> Record set
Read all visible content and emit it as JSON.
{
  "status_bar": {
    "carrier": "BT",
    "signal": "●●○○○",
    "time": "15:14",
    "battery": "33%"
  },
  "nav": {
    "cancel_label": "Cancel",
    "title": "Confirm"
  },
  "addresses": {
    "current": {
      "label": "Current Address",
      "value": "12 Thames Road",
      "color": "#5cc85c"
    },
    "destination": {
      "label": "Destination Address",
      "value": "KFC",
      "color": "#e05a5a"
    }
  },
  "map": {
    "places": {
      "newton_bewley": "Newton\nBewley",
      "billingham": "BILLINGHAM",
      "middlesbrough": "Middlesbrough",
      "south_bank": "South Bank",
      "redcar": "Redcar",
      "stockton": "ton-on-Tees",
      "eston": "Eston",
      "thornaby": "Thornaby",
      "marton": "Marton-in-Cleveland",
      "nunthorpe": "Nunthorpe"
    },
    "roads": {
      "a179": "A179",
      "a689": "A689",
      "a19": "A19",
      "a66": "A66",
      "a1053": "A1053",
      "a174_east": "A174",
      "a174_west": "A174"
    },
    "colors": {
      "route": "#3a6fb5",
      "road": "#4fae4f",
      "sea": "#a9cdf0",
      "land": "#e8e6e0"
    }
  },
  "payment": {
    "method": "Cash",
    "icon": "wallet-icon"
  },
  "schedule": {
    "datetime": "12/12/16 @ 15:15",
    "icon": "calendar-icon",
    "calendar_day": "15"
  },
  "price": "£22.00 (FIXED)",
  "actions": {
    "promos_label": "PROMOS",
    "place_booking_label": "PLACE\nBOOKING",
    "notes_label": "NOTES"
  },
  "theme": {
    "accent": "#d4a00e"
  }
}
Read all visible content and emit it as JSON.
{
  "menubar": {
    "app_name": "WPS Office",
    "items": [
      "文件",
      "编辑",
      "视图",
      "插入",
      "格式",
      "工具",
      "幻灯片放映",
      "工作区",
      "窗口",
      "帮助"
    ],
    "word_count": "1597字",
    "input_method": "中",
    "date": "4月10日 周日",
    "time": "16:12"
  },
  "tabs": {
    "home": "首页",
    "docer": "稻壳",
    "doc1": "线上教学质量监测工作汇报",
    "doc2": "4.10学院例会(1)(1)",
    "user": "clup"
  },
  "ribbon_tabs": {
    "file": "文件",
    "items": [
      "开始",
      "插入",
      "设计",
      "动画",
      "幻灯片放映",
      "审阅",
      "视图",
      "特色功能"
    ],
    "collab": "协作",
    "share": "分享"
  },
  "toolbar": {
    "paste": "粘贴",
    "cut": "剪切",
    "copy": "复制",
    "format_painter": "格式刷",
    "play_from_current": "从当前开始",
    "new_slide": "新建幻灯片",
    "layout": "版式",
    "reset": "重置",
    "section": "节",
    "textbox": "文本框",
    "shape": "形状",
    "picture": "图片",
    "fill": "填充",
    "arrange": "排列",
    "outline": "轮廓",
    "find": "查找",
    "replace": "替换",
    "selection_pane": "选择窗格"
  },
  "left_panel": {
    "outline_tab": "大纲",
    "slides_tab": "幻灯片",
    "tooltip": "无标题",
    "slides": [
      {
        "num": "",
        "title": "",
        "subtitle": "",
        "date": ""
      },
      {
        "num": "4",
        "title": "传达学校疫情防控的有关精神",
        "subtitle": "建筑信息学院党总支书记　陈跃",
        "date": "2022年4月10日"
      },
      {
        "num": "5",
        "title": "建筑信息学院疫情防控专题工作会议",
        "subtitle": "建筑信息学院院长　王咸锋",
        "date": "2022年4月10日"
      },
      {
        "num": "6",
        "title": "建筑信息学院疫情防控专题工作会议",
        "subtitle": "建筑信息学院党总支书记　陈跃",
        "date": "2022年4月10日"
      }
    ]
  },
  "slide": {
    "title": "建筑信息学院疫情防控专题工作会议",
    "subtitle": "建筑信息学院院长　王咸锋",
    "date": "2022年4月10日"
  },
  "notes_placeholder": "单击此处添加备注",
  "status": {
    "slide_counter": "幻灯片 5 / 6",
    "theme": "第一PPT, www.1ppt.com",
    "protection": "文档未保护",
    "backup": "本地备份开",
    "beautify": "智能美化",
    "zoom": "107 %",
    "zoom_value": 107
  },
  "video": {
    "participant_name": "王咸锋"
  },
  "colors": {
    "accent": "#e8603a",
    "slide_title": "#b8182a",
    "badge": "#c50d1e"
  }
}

> Work to be completed
Could you reproduce every record above exactly as it appears?

> Finished answer
Read all visible content and emit it as JSON.
{
  "status_bar": {
    "carrier": "BT",
    "signal": "●●○○○",
    "time": "15:14",
    "battery": "33%"
  },
  "nav": {
    "cancel_label": "Cancel",
    "title": "Confirm"
  },
  "addresses": {
    "current": {
      "label": "Current Address",
      "value": "12 Thames Road",
      "color": "#5cc85c"
    },
    "destination": {
      "label": "Destination Address",
      "value": "KFC",
      "color": "#e05a5a"
    }
  },
  "map": {
    "places": {
      "newton_bewley": "Newton\nBewley",
      "billingham": "BILLINGHAM",
      "middlesbrough": "Middlesbrough",
      "south_bank": "South Bank",
      "redcar": "Redcar",
      "stockton": "ton-on-Tees",
      "eston": "Eston",
      "thornaby": "Thornaby",
      "marton": "Marton-in-Cleveland",
      "nunthorpe": "Nunthorpe"
    },
    "roads": {
      "a179": "A179",
      "a689": "A689",
      "a19": "A19",
      "a66": "A66",
      "a1053": "A1053",
      "a174_east": "A174",
      "a174_west": "A174"
    },
    "colors": {
      "route": "#3a6fb5",
      "road": "#4fae4f",
      "sea": "#a9cdf0",
      "land": "#e8e6e0"
    }
  },
  "payment": {
    "method": "Cash",
    "icon": "wallet-icon"
  },
  "schedule": {
    "datetime": "12/12/16 @ 15:15",
    "icon": "calendar-icon",
    "calendar_day": "15"
  },
  "price": "£22.00 (FIXED)",
  "actions": {
    "promos_label": "PROMOS",
    "place_booking_label": "PLACE\nBOOKING",
    "notes_label": "NOTES"
  },
  "theme": {
    "accent": "#d4a00e"
  }
}
Read all visible content and emit it as JSON.
{
  "menubar": {
    "app_name": "WPS Office",
    "items": [
      "文件",
      "编辑",
      "视图",
      "插入",
      "格式",
      "工具",
      "幻灯片放映",
      "工作区",
      "窗口",
      "帮助"
    ],
    "word_count": "1597字",
    "input_method": "中",
    "date": "4月10日 周日",
    "time": "16:12"
  },
  "tabs": {
    "home": "首页",
    "docer": "稻壳",
    "doc1": "线上教学质量监测工作汇报",
    "doc2": "4.10学院例会(1)(1)",
    "user": "clup"
  },
  "ribbon_tabs": {
    "file": "文件",
    "items": [
      "开始",
      "插入",
      "设计",
      "动画",
      "幻灯片放映",
      "审阅",
      "视图",
      "特色功能"
    ],
    "collab": "协作",
    "share": "分享"
  },
  "toolbar": {
    "paste": "粘贴",
    "cut": "剪切",
    "copy": "复制",
    "format_painter": "格式刷",
    "play_from_current": "从当前开始",
    "new_slide": "新建幻灯片",
    "layout": "版式",
    "reset": "重置",
    "section": "节",
    "textbox": "文本框",
    "shape": "形状",
    "picture": "图片",
    "fill": "填充",
    "arrange": "排列",
    "outline": "轮廓",
    "find": "查找",
    "replace": "替换",
    "selection_pane": "选择窗格"
  },
  "left_panel": {
    "outline_tab": "大纲",
    "slides_tab": "幻灯片",
    "tooltip": "无标题",
    "slides": [
      {
        "num": "",
        "title": "",
        "subtitle": "",
        "date": ""
      },
      {
        "num": "4",
        "title": "传达学校疫情防控的有关精神",
        "subtitle": "建筑信息学院党总支书记　陈跃",
        "date": "2022年4月10日"
      },
      {
        "num": "5",
        "title": "建筑信息学院疫情防控专题工作会议",
        "subtitle": "建筑信息学院院长　王咸锋",
        "date": "2022年4月10日"
      },
      {
        "num": "6",
        "title": "建筑信息学院疫情防控专题工作会议",
        "subtitle": "建筑信息学院党总支书记　陈跃",
        "date": "2022年4月10日"
      }
    ]
  },
  "slide": {
    "title": "建筑信息学院疫情防控专题工作会议",
    "subtitle": "建筑信息学院院长　王咸锋",
    "date": "2022年4月10日"
  },
  "notes_placeholder": "单击此处添加备注",
  "status": {
    "slide_counter": "幻灯片 5 / 6",
    "theme": "第一PPT, www.1ppt.com",
    "protection": "文档未保护",
    "backup": "本地备份开",
    "beautify": "智能美化",
    "zoom": "107 %",
    "zoom_value": 107
  },
  "video": {
    "participant_name": "王咸锋"
  },
  "colors": {
    "accent": "#e8603a",
    "slide_title": "#b8182a",
    "badge": "#c50d1e"
  }
}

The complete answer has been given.